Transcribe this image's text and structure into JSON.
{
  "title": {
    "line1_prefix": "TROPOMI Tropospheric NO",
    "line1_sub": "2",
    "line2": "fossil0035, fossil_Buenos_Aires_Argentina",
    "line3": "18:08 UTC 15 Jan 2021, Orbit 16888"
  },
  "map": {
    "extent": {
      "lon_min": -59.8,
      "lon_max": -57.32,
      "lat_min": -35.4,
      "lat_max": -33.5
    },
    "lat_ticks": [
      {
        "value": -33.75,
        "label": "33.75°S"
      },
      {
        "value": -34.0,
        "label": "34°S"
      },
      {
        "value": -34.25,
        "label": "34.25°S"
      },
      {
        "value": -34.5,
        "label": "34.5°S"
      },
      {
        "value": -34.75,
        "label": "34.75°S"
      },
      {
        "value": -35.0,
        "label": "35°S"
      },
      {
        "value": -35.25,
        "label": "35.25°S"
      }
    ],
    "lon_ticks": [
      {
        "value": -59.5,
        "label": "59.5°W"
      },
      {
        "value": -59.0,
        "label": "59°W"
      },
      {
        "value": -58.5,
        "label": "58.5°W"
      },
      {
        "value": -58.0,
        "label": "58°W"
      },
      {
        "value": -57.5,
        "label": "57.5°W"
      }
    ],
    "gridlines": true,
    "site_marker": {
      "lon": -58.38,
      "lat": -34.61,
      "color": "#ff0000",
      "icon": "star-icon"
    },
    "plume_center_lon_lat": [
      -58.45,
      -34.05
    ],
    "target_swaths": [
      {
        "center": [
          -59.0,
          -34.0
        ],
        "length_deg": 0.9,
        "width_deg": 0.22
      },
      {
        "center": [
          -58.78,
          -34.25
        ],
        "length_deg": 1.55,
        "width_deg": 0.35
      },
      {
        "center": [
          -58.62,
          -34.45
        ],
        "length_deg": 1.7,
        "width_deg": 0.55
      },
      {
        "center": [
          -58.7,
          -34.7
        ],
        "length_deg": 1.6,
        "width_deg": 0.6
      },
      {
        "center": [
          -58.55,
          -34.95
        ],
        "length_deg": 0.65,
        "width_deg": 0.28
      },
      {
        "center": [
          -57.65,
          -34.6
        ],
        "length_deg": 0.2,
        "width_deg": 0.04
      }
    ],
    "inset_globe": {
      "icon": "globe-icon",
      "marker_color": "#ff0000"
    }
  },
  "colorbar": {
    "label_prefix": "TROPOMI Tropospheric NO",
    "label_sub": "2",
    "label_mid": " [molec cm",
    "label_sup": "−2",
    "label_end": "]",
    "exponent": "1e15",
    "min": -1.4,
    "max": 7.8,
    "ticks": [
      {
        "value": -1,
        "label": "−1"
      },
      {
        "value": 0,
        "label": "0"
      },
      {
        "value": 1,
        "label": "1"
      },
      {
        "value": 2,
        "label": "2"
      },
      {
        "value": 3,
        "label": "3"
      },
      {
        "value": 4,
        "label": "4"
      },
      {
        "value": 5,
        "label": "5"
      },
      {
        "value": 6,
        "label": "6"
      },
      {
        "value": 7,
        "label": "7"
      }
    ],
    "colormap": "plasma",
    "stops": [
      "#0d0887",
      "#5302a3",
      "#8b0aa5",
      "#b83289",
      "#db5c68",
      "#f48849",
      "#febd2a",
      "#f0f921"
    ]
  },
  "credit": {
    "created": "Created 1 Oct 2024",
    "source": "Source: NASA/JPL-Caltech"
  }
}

──────────────────────────────

- [What you are asked to do]: Would you give the material above again, complete and exact?

- [Exercise response]:
Transcribe this image's text and structure into JSON.
{
  "title": {
    "line1_prefix": "TROPOMI Tropospheric NO",
    "line1_sub": "2",
    "line2": "fossil0035, fossil_Buenos_Aires_Argentina",
    "line3": "18:08 UTC 15 Jan 2021, Orbit 16888"
  },
  "map": {
    "extent": {
      "lon_min": -59.8,
      "lon_max": -57.32,
      "lat_min": -35.4,
      "lat_max": -33.5
    },
    "lat_ticks": [
      {
        "value": -33.75,
        "label": "33.75°S"
      },
      {
        "value": -34.0,
        "label": "34°S"
      },
      {
        "value": -34.25,
        "label": "34.25°S"
      },
      {
        "value": -34.5,
        "label": "34.5°S"
      },
      {
        "value": -34.75,
        "label": "34.75°S"
      },
      {
        "value": -35.0,
        "label": "35°S"
      },
      {
        "value": -35.25,
        "label": "35.25°S"
      }
    ],
    "lon_ticks": [
      {
        "value": -59.5,
        "label": "59.5°W"
      },
      {
        "value": -59.0,
        "label": "59°W"
      },
      {
        "value": -58.5,
        "label": "58.5°W"
      },
      {
        "value": -58.0,
        "label": "58°W"
      },
      {
        "value": -57.5,
        "label": "57.5°W"
      }
    ],
    "gridlines": true,
    "site_marker": {
      "lon": -58.38,
      "lat": -34.61,
      "color": "#ff0000",
      "icon": "star-icon"
    },
    "plume_center_lon_lat": [
      -58.45,
      -34.05
    ],
    "target_swaths": [
      {
        "center": [
          -59.0,
          -34.0
        ],
        "length_deg": 0.9,
        "width_deg": 0.22
      },
      {
        "center": [
          -58.78,
          -34.25
        ],
        "length_deg": 1.55,
        "width_deg": 0.35
      },
      {
        "center": [
          -58.62,
          -34.45
        ],
        "length_deg": 1.7,
        "width_deg": 0.55
      },
      {
        "center": [
          -58.7,
          -34.7
        ],
        "length_deg": 1.6,
        "width_deg": 0.6
      },
      {
        "center": [
          -58.55,
          -34.95
        ],
        "length_deg": 0.65,
        "width_deg": 0.28
      },
      {
        "center": [
          -57.65,
          -34.6
        ],
        "length_deg": 0.2,
        "width_deg": 0.04
      }
    ],
    "inset_globe": {
      "icon": "globe-icon",
      "marker_color": "#ff0000"
    }
  },
  "colorbar": {
    "label_prefix": "TROPOMI Tropospheric NO",
    "label_sub": "2",
    "label_mid": " [molec cm",
    "label_sup": "−2",
    "label_end": "]",
    "exponent": "1e15",
    "min": -1.4,
    "max": 7.8,
    "ticks": [
      {
        "value": -1,
        "label": "−1"
      },
      {
        "value": 0,
        "label": "0"
      },
      {
        "value": 1,
        "label": "1"
      },
      {
        "value": 2,
        "label": "2"
      },
      {
        "value": 3,
        "label": "3"
      },
      {
        "value": 4,
        "label": "4"
      },
      {
        "value": 5,
        "label": "5"
      },
      {
        "value": 6,
        "label": "6"
      },
      {
        "value": 7,
        "label": "7"
      }
    ],
    "colormap": "plasma",
    "stops": [
      "#0d0887",
      "#5302a3",
      "#8b0aa5",
      "#b83289",
      "#db5c68",
      "#f48849",
      "#febd2a",
      "#f0f921"
    ]
  },
  "credit": {
    "created": "Created 1 Oct 2024",
    "source": "Source: NASA/JPL-Caltech"
  }
}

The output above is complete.